Verilen Metin:
Reha Arar

Reha Arar

reha.arar@milliyet.com.tr

Tüm Yazıları

70’lik Meyhane’ye girince gözümün önüne ilk içkili lokantaya gittiğim 60’lı yıllar geldi. Galiba insan, hayatının ileriki dönemlerinde hep eskiyi düşünüyor ve o günleri özlüyor. Duvarlar o yıllarda ki muhteşem bakir, trafik tıkanıklığı olmayan manzaralardan oluşan fotoğaflarla dolu. Hele bir tanesi beni çocukluğuma götürdü.

ESKİ İSTANBUL MEKANI

Gençliğimin de geçtiği; Kadıköy Altıyol. Sırf bu fotoğrafları seyretmek için Sarıyer Armutlu’ya tekrar gidebilirim. Burası Cihansın’ın yazdığı bir makalenin ilk satırlarındaki gibi 40 yıldır meyhaneye giden müdavimlerin mutlu olacakları bir ruha sahip. Lokasyon olarak merkezi bir yerde değil ama ilerisi için lüks yeme - içme potansiyelini başlatmış olan bir güzergah üzerinde. Kolaylıkla ulaşıp arabanızı park edebiliyorsunuz, ana arterlere yakın. Orta büyüklükte ferah bir dükkan.
Burayı iki dost komşu restoran işletmecisi, eski mekanlarını kapatarak kendileri bir meyhanede ne arıyorlarsa, dostları da bulsunlar diye açmış. Doğru da yapmışlar. Cihansın Gülle, turizmdeki üst düzey yöneticiliğini bırakmış ve mutfağa girmiş. Hayal ettiği tüm mezeleri yalnızca kendisi yapıyor. Enteresan olan yardımcısı bile yok, sadece destek veren iki personeli var.
İkinci ortak Mustafa Kemal Akgültan ise yıllardır keyifle yazılarını okuduğum Fulya Erdem’le başta satın alma olmak üzere her an her yerde. Çok hoşuma giden bir diğer husus ise mezelerin çok küçük tabaklarda az miktarda yapılması ve hemen aynı gün bitmesi.

Veri Kümesi:
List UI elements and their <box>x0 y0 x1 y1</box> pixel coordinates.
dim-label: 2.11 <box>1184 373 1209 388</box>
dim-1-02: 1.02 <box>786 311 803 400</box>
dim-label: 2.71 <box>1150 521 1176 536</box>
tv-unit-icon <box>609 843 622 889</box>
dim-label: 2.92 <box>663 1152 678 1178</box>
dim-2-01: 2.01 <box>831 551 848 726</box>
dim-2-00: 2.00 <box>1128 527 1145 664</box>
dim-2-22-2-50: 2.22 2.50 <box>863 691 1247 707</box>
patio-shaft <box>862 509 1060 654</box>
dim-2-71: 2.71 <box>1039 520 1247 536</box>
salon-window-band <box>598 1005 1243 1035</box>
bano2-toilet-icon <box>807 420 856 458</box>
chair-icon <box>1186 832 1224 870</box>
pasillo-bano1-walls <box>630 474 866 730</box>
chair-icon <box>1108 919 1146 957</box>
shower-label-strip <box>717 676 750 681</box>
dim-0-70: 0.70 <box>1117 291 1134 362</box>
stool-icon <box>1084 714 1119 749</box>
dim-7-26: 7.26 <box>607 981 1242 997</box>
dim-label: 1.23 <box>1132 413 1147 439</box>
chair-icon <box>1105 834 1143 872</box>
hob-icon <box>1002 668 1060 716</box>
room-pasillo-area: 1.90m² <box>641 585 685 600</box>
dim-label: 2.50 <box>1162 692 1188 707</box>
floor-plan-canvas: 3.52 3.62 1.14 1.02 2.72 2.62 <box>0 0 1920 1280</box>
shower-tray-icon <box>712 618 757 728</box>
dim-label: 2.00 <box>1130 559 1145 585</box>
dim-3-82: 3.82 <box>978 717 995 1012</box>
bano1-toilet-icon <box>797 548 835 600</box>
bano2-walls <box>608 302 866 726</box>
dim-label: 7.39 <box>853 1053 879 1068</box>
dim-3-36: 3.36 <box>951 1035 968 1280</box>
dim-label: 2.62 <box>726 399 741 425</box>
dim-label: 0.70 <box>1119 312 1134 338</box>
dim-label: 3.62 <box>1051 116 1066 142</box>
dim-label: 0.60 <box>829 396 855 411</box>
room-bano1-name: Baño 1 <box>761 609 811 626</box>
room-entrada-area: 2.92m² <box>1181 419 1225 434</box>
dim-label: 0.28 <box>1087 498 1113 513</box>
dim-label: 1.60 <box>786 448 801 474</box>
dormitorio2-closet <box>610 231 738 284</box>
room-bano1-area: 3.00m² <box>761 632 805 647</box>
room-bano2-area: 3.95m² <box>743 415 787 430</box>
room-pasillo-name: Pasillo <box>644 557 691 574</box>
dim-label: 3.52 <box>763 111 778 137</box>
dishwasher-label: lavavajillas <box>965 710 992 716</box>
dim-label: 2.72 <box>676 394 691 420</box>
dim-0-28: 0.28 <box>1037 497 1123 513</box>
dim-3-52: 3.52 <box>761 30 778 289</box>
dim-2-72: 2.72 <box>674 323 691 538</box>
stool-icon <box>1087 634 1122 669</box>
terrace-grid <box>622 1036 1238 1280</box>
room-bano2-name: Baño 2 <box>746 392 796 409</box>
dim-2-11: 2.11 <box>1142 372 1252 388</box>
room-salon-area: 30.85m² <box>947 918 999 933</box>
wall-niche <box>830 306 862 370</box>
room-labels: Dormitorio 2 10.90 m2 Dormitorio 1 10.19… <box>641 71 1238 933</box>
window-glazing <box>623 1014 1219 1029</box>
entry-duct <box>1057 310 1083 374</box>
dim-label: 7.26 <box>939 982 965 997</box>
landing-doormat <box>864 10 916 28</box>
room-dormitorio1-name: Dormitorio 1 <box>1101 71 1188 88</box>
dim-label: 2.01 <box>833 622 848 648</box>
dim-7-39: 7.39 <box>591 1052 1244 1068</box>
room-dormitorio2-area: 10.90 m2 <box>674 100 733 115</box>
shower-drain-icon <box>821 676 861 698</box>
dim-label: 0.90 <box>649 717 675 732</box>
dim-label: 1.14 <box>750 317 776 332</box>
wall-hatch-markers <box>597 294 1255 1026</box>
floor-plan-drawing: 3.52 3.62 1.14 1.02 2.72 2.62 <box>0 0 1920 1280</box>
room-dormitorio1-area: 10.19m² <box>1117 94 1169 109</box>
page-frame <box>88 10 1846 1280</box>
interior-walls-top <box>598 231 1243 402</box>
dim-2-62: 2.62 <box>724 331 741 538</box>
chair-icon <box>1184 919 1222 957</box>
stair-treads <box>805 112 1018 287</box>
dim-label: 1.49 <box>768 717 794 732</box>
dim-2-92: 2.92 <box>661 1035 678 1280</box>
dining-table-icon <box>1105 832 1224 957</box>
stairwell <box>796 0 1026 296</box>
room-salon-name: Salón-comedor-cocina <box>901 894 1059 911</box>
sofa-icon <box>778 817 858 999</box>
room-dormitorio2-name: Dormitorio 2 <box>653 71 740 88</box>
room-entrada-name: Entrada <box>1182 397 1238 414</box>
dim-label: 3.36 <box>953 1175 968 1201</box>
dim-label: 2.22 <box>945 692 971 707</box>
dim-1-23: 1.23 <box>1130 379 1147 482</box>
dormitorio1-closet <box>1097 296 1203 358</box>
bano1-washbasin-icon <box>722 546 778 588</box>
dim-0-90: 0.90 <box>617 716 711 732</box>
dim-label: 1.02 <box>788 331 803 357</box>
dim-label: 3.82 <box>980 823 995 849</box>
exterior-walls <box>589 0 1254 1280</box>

Görev Yönergesi:
70’lik Meyhane’yi anlatan yazıyı son cümlesinin ardından devam ettirin.

Görev Çıktısı:
ESKİ İSTANBUL MEKANI

Şişeniz adınız yazılarak saklanıyor
Bir de çok alışık olmadığımız bir raf ve dolap var ki üzerine isim etiketleri yazılmış rakı şişeleriyle dolu. Misafirler genellikle kadehle içki tercih etmiyor.
Burada şişenizi alıyorsunuz, içtiğiniz kadar içiyorsunuz ve sonra dolaba teslim ediyorsunuz. O da bir dahaki gelişinize kadar raftaki yerini alıyor.
Şimdi gelelim mezelere; vişneli yaprak sarma, barbunya pilaki, patlıcanlı meze çeşitleri, balıklı sarma, cacıki, çerkez tavuğu, fava ve pastırmalı humus gibi lezzetleri bulabilirsiniz. Ayrıca Girit ezmesinden deniz börülcesine, kaya koruğundan çibes otuna, babagannuştan doyumsuz tadıyla atoma kadar geniş yelpazedeki lezzetleri, mevsimine göre özenle ve günlük olarak hazırlayarak müşterilerin beğenisine sunuyor.
Sistem, meze vitrinine git, istediğini seç, günün balığını gör, pişirme şeklini söyle ve yerine otur şeklinde işliyor.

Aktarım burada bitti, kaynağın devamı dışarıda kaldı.